_OBJECTIVE_. Show every line in the entries below where the word "Wiadomości" appears.

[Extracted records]
● ● ● ● ● ● ●
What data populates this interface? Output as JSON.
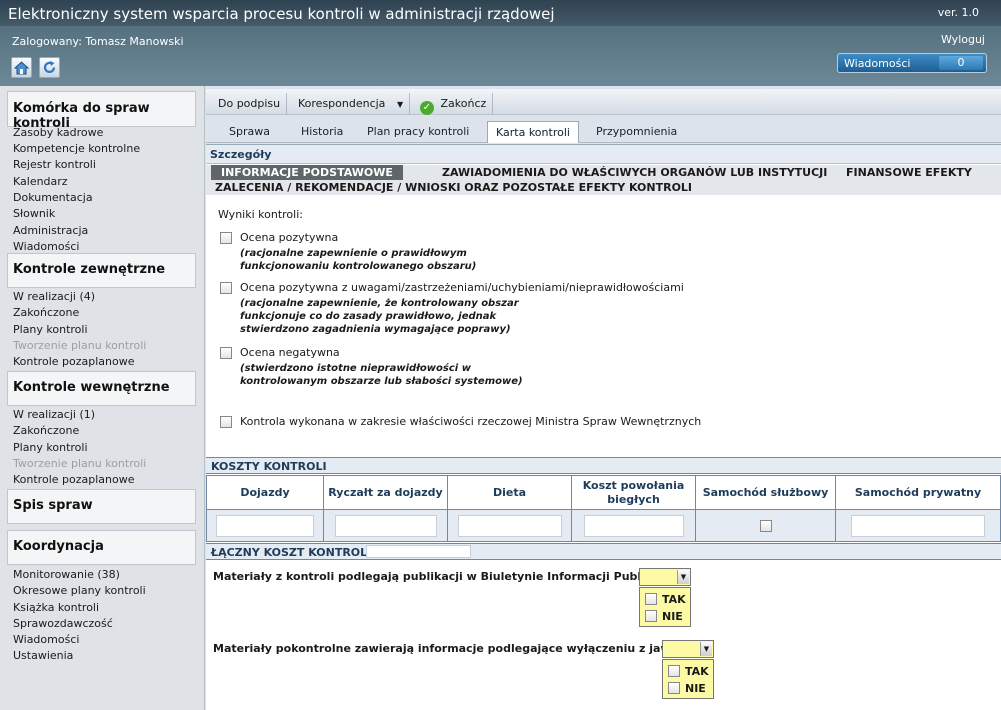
{
  "header": {
    "title": "Elektroniczny system wsparcia procesu kontroli w administracji rządowej",
    "version": "ver. 1.0",
    "logged_in": "Zalogowany: Tomasz Manowski",
    "logout": "Wyloguj",
    "messages_label": "Wiadomości",
    "messages_count": "0"
  },
  "sidebar": {
    "s1": "Komórka do spraw kontroli",
    "s1_items": [
      "Zasoby kadrowe",
      "Kompetencje kontrolne",
      "Rejestr kontroli",
      "Kalendarz",
      "Dokumentacja",
      "Słownik",
      "Administracja",
      "Wiadomości"
    ],
    "s2": "Kontrole zewnętrzne",
    "s2_items": [
      "W realizacji (4)",
      "Zakończone",
      "Plany kontroli",
      "Tworzenie planu kontroli",
      "Kontrole pozaplanowe"
    ],
    "s3": "Kontrole wewnętrzne",
    "s3_items": [
      "W realizacji (1)",
      "Zakończone",
      "Plany kontroli",
      "Tworzenie planu kontroli",
      "Kontrole pozaplanowe"
    ],
    "s4": "Spis spraw",
    "s5": "Koordynacja",
    "s5_items": [
      "Monitorowanie (38)",
      "Okresowe plany kontroli",
      "Książka kontroli",
      "Sprawozdawczość",
      "Wiadomości",
      "Ustawienia"
    ]
  },
  "toolbar": {
    "do_podpisu": "Do podpisu",
    "korespondencja": "Korespondencja",
    "zakoncz": "Zakończ"
  },
  "tabs": [
    "Sprawa",
    "Historia",
    "Plan pracy kontroli",
    "Karta kontroli",
    "Przypomnienia"
  ],
  "details": {
    "header": "Szczegóły",
    "subtab1": "INFORMACJE PODSTAWOWE",
    "subtab2": "ZAWIADOMIENIA DO WŁAŚCIWYCH ORGANÓW LUB INSTYTUCJI",
    "subtab3": "FINANSOWE EFEKTY",
    "subtab4": "ZALECENIA / REKOMENDACJE / WNIOSKI ORAZ POZOSTAŁE EFEKTY KONTROLI"
  },
  "results": {
    "label": "Wyniki kontroli:",
    "opt1": "Ocena pozytywna",
    "opt1_note": [
      "(racjonalne zapewnienie o prawidłowym",
      "funkcjonowaniu kontrolowanego obszaru)"
    ],
    "opt2": "Ocena pozytywna z uwagami/zastrzeżeniami/uchybieniami/nieprawidłowościami",
    "opt2_note": [
      "(racjonalne zapewnienie, że kontrolowany obszar",
      "funkcjonuje co do zasady prawidłowo, jednak",
      "stwierdzono zagadnienia wymagające poprawy)"
    ],
    "opt3": "Ocena negatywna",
    "opt3_note": [
      "(stwierdzono istotne nieprawidłowości w",
      "kontrolowanym obszarze lub słabości systemowe)"
    ],
    "ministry": "Kontrola wykonana w zakresie właściwości rzeczowej Ministra Spraw Wewnętrznych"
  },
  "costs": {
    "header": "KOSZTY KONTROLI",
    "col1": "Dojazdy",
    "col2": "Ryczałt za dojazdy",
    "col3": "Dieta",
    "col4a": "Koszt powołania",
    "col4b": "biegłych",
    "col5": "Samochód służbowy",
    "col6": "Samochód prywatny",
    "total": "ŁĄCZNY KOSZT KONTROLI:"
  },
  "publication": {
    "q1": "Materiały z kontroli podlegają publikacji w Biuletynie Informacji Publicznej:",
    "q2": "Materiały pokontrolne zawierają informacje podlegające wyłączeniu z jawności:",
    "yes": "TAK",
    "no": "NIE"
  }
}
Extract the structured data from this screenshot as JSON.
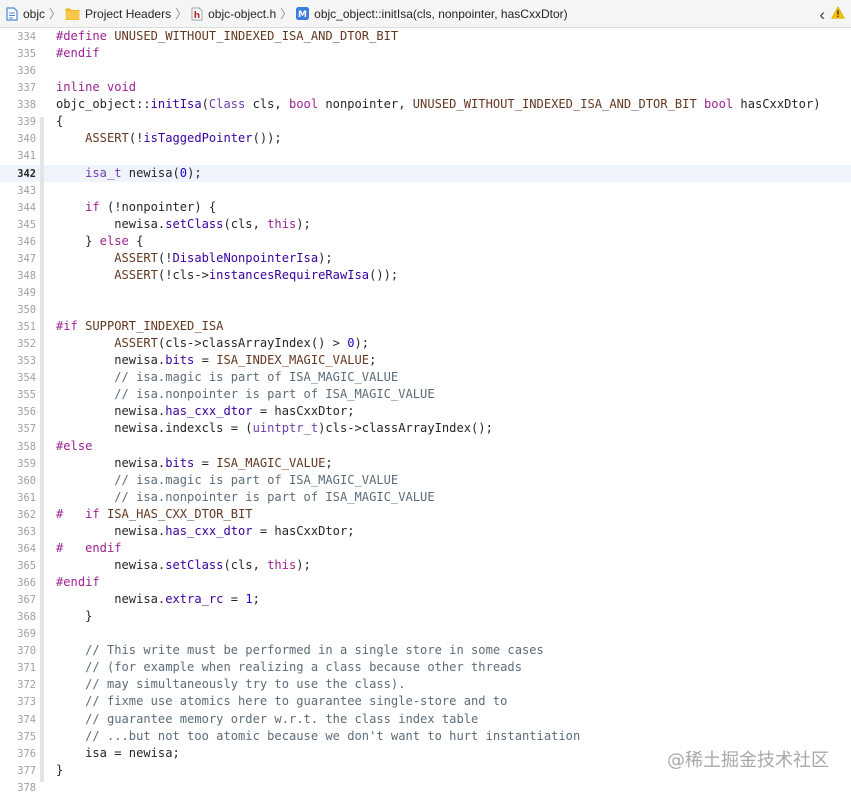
● ● ● ● ● ● ●
_EXERCISE ANSWER_.
    "messages_label": "Wiadomości",
      "Wiadomości"
      "Wiadomości",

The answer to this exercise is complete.